**TO DO**
Search the data for the word "Башкортостан" and copy every line where it occurs.
** BEGIN DATA ENTRIES **
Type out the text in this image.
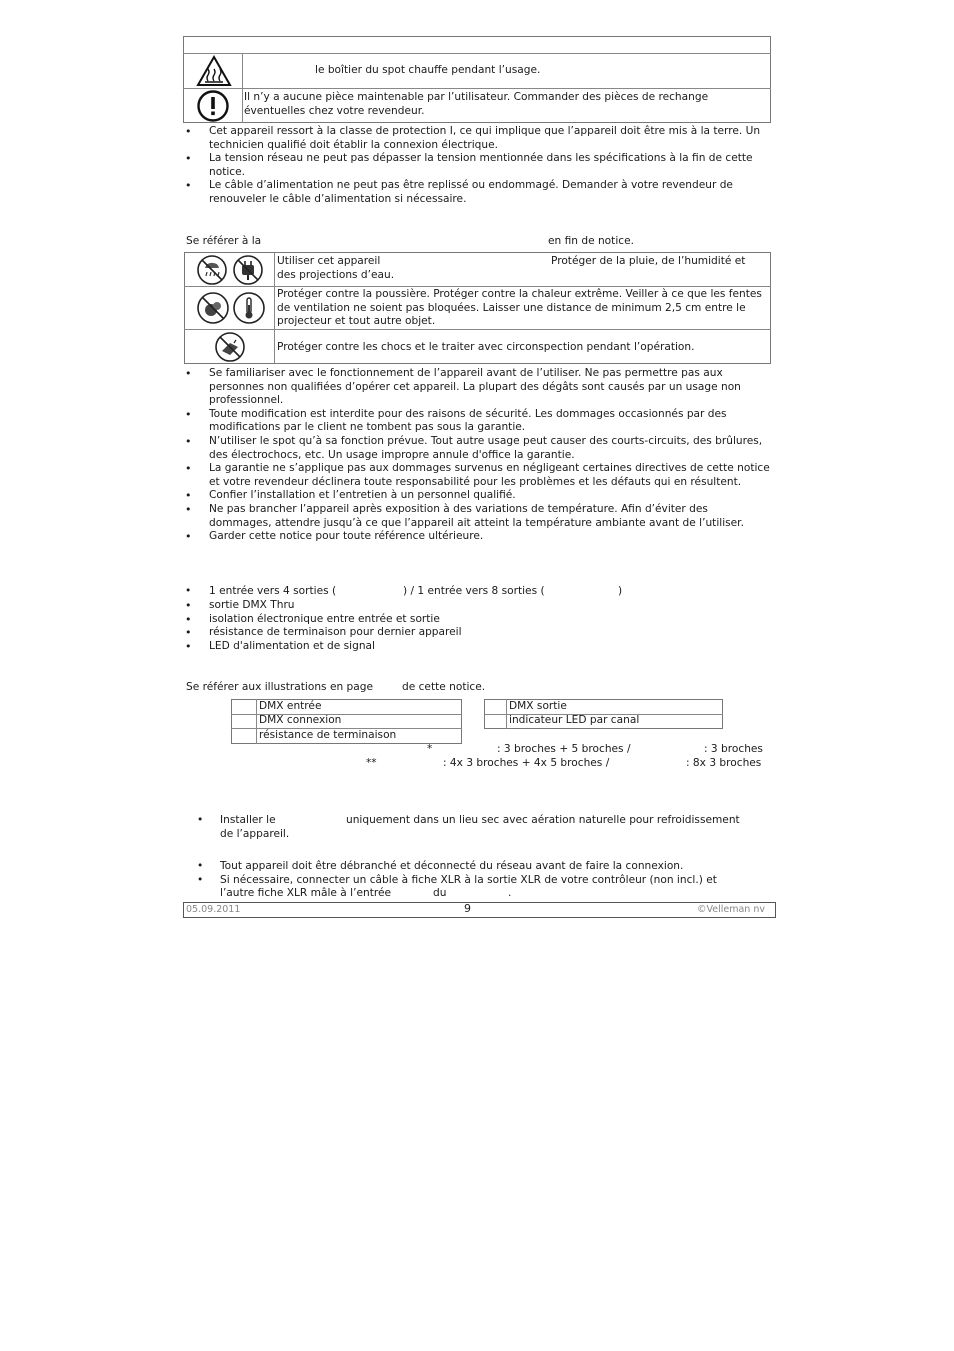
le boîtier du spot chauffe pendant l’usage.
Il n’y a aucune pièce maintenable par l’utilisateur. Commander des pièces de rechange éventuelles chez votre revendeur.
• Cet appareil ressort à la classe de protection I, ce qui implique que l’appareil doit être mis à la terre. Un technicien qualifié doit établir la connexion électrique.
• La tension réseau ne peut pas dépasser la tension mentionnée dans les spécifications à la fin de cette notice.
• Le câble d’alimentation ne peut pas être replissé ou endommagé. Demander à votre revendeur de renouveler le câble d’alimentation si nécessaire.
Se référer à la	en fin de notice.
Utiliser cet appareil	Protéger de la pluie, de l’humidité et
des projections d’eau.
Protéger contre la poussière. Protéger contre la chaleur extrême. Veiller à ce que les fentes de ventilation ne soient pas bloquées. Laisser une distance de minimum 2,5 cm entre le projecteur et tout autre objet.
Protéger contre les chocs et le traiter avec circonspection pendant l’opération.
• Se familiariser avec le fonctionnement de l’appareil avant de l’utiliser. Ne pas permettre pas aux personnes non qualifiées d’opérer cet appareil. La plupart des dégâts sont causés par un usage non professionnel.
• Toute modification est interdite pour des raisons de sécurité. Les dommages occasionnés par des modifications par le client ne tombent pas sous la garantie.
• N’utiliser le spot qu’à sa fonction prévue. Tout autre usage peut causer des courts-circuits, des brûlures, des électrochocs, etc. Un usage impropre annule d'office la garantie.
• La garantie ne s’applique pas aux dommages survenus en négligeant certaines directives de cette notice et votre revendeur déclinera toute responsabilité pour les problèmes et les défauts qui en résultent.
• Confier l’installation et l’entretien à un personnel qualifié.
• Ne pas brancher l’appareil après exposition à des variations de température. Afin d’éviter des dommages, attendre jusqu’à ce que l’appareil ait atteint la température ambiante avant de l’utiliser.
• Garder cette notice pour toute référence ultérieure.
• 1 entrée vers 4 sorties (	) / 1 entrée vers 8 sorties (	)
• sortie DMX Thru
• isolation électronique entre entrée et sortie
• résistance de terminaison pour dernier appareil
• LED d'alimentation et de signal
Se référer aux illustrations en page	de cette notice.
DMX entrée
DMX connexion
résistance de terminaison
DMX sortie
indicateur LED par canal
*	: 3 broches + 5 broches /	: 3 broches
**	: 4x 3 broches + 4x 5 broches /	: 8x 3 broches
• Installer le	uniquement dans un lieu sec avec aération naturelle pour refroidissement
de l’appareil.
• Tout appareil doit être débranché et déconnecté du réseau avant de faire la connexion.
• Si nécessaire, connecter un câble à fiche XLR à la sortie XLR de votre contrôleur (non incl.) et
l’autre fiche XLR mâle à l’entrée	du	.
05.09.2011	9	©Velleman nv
** END DATA ENTRIES **
** BEGIN DATA ENTRIES **
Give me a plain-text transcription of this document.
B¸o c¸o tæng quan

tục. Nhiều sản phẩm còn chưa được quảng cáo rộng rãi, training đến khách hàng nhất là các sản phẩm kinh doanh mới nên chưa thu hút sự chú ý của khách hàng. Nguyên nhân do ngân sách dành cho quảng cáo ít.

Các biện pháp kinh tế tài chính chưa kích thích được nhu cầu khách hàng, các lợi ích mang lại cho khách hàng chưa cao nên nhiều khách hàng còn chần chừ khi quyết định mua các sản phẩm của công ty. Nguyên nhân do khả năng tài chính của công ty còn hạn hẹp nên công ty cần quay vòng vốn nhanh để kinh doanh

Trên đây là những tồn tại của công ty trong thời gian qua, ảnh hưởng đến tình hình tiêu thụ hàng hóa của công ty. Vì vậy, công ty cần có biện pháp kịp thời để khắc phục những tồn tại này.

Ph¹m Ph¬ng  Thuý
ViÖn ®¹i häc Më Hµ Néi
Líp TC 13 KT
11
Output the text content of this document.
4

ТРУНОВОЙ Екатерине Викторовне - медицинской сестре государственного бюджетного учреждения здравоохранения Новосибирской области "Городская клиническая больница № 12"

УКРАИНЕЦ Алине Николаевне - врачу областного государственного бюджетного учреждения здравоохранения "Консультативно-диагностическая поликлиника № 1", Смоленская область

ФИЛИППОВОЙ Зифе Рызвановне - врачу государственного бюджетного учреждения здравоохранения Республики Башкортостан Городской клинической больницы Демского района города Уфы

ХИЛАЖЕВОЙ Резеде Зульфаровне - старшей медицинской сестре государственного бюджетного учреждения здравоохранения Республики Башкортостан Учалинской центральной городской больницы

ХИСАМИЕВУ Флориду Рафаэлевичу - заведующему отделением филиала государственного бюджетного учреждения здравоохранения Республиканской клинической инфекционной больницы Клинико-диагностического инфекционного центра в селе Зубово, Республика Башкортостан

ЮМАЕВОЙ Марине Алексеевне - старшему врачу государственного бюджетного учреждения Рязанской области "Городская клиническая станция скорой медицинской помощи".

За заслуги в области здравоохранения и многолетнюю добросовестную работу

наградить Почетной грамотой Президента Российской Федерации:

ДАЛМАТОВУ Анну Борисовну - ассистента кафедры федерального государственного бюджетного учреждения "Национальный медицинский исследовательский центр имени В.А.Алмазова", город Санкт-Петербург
** END DATA ENTRIES **
**TASK OUTPUT**
ФИЛИППОВОЙ Зифе Рызвановне - врачу государственного бюджетного учреждения здравоохранения Республики Башкортостан Городской клинической больницы Демского района города Уфы
ХИЛАЖЕВОЙ Резеде Зульфаровне - старшей медицинской сестре государственного бюджетного учреждения здравоохранения Республики Башкортостан Учалинской центральной городской больницы
ХИСАМИЕВУ Флориду Рафаэлевичу - заведующему отделением филиала государственного бюджетного учреждения здравоохранения Республиканской клинической инфекционной больницы Клинико-диагностического инфекционного центра в селе Зубово, Республика Башкортостан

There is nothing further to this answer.